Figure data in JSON
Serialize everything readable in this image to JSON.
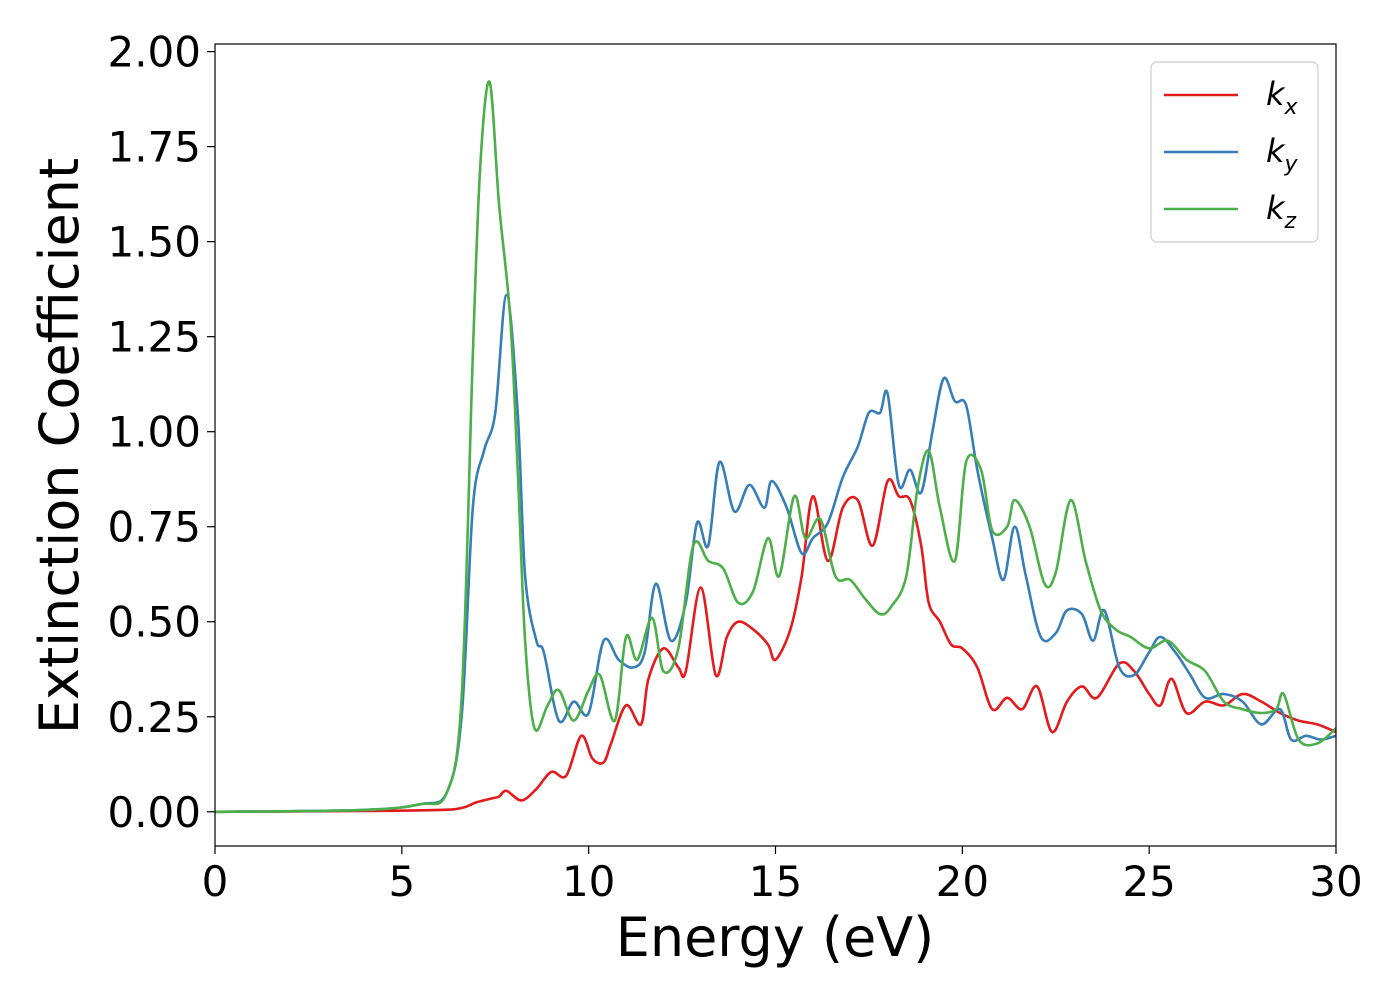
{
  "chart_data": {
    "type": "line",
    "xlabel": "Energy (eV)",
    "ylabel": "Extinction Coefficient",
    "xlim": [
      0,
      30
    ],
    "ylim": [
      -0.09,
      2.02
    ],
    "xticks": [
      "0",
      "5",
      "10",
      "15",
      "20",
      "25",
      "30"
    ],
    "yticks": [
      "0.00",
      "0.25",
      "0.50",
      "0.75",
      "1.00",
      "1.25",
      "1.50",
      "1.75",
      "2.00"
    ],
    "grid": false,
    "legend_position": "upper right",
    "series": [
      {
        "name": "k",
        "subscript": "x",
        "color": "#e41a1c",
        "points": [
          [
            0,
            0
          ],
          [
            4,
            0.002
          ],
          [
            6,
            0.005
          ],
          [
            6.6,
            0.01
          ],
          [
            7,
            0.025
          ],
          [
            7.4,
            0.035
          ],
          [
            7.6,
            0.04
          ],
          [
            7.8,
            0.055
          ],
          [
            8.2,
            0.03
          ],
          [
            8.6,
            0.06
          ],
          [
            9,
            0.105
          ],
          [
            9.4,
            0.095
          ],
          [
            9.8,
            0.2
          ],
          [
            10.1,
            0.14
          ],
          [
            10.4,
            0.13
          ],
          [
            10.6,
            0.18
          ],
          [
            11,
            0.28
          ],
          [
            11.4,
            0.23
          ],
          [
            11.6,
            0.35
          ],
          [
            12,
            0.43
          ],
          [
            12.4,
            0.38
          ],
          [
            12.6,
            0.37
          ],
          [
            13,
            0.59
          ],
          [
            13.4,
            0.36
          ],
          [
            13.7,
            0.46
          ],
          [
            14,
            0.5
          ],
          [
            14.4,
            0.48
          ],
          [
            14.8,
            0.44
          ],
          [
            15,
            0.4
          ],
          [
            15.4,
            0.48
          ],
          [
            15.7,
            0.62
          ],
          [
            16,
            0.83
          ],
          [
            16.4,
            0.66
          ],
          [
            16.8,
            0.8
          ],
          [
            17.2,
            0.82
          ],
          [
            17.6,
            0.7
          ],
          [
            18,
            0.87
          ],
          [
            18.3,
            0.83
          ],
          [
            18.6,
            0.82
          ],
          [
            18.9,
            0.7
          ],
          [
            19.1,
            0.55
          ],
          [
            19.4,
            0.5
          ],
          [
            19.7,
            0.44
          ],
          [
            20,
            0.43
          ],
          [
            20.4,
            0.38
          ],
          [
            20.8,
            0.27
          ],
          [
            21.2,
            0.3
          ],
          [
            21.6,
            0.27
          ],
          [
            22,
            0.33
          ],
          [
            22.4,
            0.21
          ],
          [
            22.8,
            0.29
          ],
          [
            23.2,
            0.33
          ],
          [
            23.6,
            0.3
          ],
          [
            24.2,
            0.39
          ],
          [
            24.6,
            0.37
          ],
          [
            25,
            0.31
          ],
          [
            25.3,
            0.28
          ],
          [
            25.6,
            0.35
          ],
          [
            26,
            0.26
          ],
          [
            26.5,
            0.29
          ],
          [
            27,
            0.28
          ],
          [
            27.5,
            0.31
          ],
          [
            28,
            0.29
          ],
          [
            28.5,
            0.26
          ],
          [
            29,
            0.24
          ],
          [
            29.5,
            0.23
          ],
          [
            30,
            0.21
          ]
        ]
      },
      {
        "name": "k",
        "subscript": "y",
        "color": "#377eb8",
        "points": [
          [
            0,
            0
          ],
          [
            4,
            0.005
          ],
          [
            5.5,
            0.02
          ],
          [
            6.2,
            0.05
          ],
          [
            6.6,
            0.25
          ],
          [
            6.9,
            0.8
          ],
          [
            7.2,
            0.95
          ],
          [
            7.5,
            1.05
          ],
          [
            7.8,
            1.36
          ],
          [
            8.1,
            1.05
          ],
          [
            8.3,
            0.62
          ],
          [
            8.6,
            0.45
          ],
          [
            8.8,
            0.42
          ],
          [
            9.2,
            0.24
          ],
          [
            9.6,
            0.29
          ],
          [
            10,
            0.26
          ],
          [
            10.4,
            0.45
          ],
          [
            10.8,
            0.4
          ],
          [
            11.2,
            0.38
          ],
          [
            11.5,
            0.42
          ],
          [
            11.8,
            0.6
          ],
          [
            12.2,
            0.45
          ],
          [
            12.6,
            0.55
          ],
          [
            12.9,
            0.76
          ],
          [
            13.2,
            0.7
          ],
          [
            13.5,
            0.92
          ],
          [
            13.9,
            0.79
          ],
          [
            14.3,
            0.86
          ],
          [
            14.7,
            0.8
          ],
          [
            14.9,
            0.87
          ],
          [
            15.3,
            0.8
          ],
          [
            15.7,
            0.68
          ],
          [
            16,
            0.72
          ],
          [
            16.4,
            0.76
          ],
          [
            16.8,
            0.88
          ],
          [
            17.2,
            0.96
          ],
          [
            17.5,
            1.05
          ],
          [
            17.8,
            1.05
          ],
          [
            18,
            1.1
          ],
          [
            18.3,
            0.86
          ],
          [
            18.6,
            0.9
          ],
          [
            18.9,
            0.84
          ],
          [
            19.2,
            1.0
          ],
          [
            19.5,
            1.14
          ],
          [
            19.8,
            1.08
          ],
          [
            20.1,
            1.07
          ],
          [
            20.4,
            0.9
          ],
          [
            20.8,
            0.72
          ],
          [
            21.1,
            0.61
          ],
          [
            21.4,
            0.75
          ],
          [
            21.7,
            0.62
          ],
          [
            22.1,
            0.46
          ],
          [
            22.5,
            0.47
          ],
          [
            22.8,
            0.53
          ],
          [
            23.2,
            0.52
          ],
          [
            23.5,
            0.45
          ],
          [
            23.8,
            0.53
          ],
          [
            24.2,
            0.38
          ],
          [
            24.6,
            0.36
          ],
          [
            25,
            0.42
          ],
          [
            25.3,
            0.46
          ],
          [
            25.7,
            0.42
          ],
          [
            26.1,
            0.36
          ],
          [
            26.5,
            0.3
          ],
          [
            27,
            0.31
          ],
          [
            27.5,
            0.29
          ],
          [
            28,
            0.23
          ],
          [
            28.5,
            0.27
          ],
          [
            28.8,
            0.19
          ],
          [
            29.2,
            0.2
          ],
          [
            29.6,
            0.19
          ],
          [
            30,
            0.2
          ]
        ]
      },
      {
        "name": "k",
        "subscript": "z",
        "color": "#4daf4a",
        "points": [
          [
            0,
            0
          ],
          [
            4,
            0.005
          ],
          [
            5.5,
            0.02
          ],
          [
            6.2,
            0.05
          ],
          [
            6.6,
            0.3
          ],
          [
            6.9,
            1.2
          ],
          [
            7.1,
            1.7
          ],
          [
            7.35,
            1.92
          ],
          [
            7.6,
            1.6
          ],
          [
            7.9,
            1.3
          ],
          [
            8.1,
            0.9
          ],
          [
            8.3,
            0.45
          ],
          [
            8.55,
            0.22
          ],
          [
            8.9,
            0.28
          ],
          [
            9.2,
            0.32
          ],
          [
            9.6,
            0.24
          ],
          [
            10,
            0.32
          ],
          [
            10.3,
            0.36
          ],
          [
            10.7,
            0.24
          ],
          [
            11,
            0.46
          ],
          [
            11.3,
            0.4
          ],
          [
            11.7,
            0.51
          ],
          [
            12,
            0.37
          ],
          [
            12.4,
            0.43
          ],
          [
            12.8,
            0.7
          ],
          [
            13.2,
            0.66
          ],
          [
            13.6,
            0.64
          ],
          [
            14,
            0.55
          ],
          [
            14.4,
            0.58
          ],
          [
            14.8,
            0.72
          ],
          [
            15.1,
            0.62
          ],
          [
            15.5,
            0.83
          ],
          [
            15.8,
            0.72
          ],
          [
            16.2,
            0.77
          ],
          [
            16.6,
            0.62
          ],
          [
            17,
            0.61
          ],
          [
            17.4,
            0.56
          ],
          [
            17.8,
            0.52
          ],
          [
            18.1,
            0.54
          ],
          [
            18.5,
            0.62
          ],
          [
            18.8,
            0.85
          ],
          [
            19.1,
            0.95
          ],
          [
            19.4,
            0.8
          ],
          [
            19.8,
            0.66
          ],
          [
            20.1,
            0.92
          ],
          [
            20.5,
            0.9
          ],
          [
            20.8,
            0.74
          ],
          [
            21.2,
            0.75
          ],
          [
            21.4,
            0.82
          ],
          [
            21.8,
            0.75
          ],
          [
            22.2,
            0.6
          ],
          [
            22.5,
            0.63
          ],
          [
            22.9,
            0.82
          ],
          [
            23.3,
            0.66
          ],
          [
            23.7,
            0.53
          ],
          [
            24.1,
            0.48
          ],
          [
            24.5,
            0.46
          ],
          [
            25,
            0.43
          ],
          [
            25.5,
            0.45
          ],
          [
            26,
            0.4
          ],
          [
            26.5,
            0.37
          ],
          [
            27,
            0.29
          ],
          [
            27.5,
            0.27
          ],
          [
            28,
            0.26
          ],
          [
            28.4,
            0.27
          ],
          [
            28.6,
            0.31
          ],
          [
            29,
            0.19
          ],
          [
            29.5,
            0.18
          ],
          [
            30,
            0.22
          ]
        ]
      }
    ]
  }
}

§ **Short problem**:
Copy out every line in the listing where the word "subscript" appears.

§ **The response**:
        "subscript": "x",
        "subscript": "y",
        "subscript": "z",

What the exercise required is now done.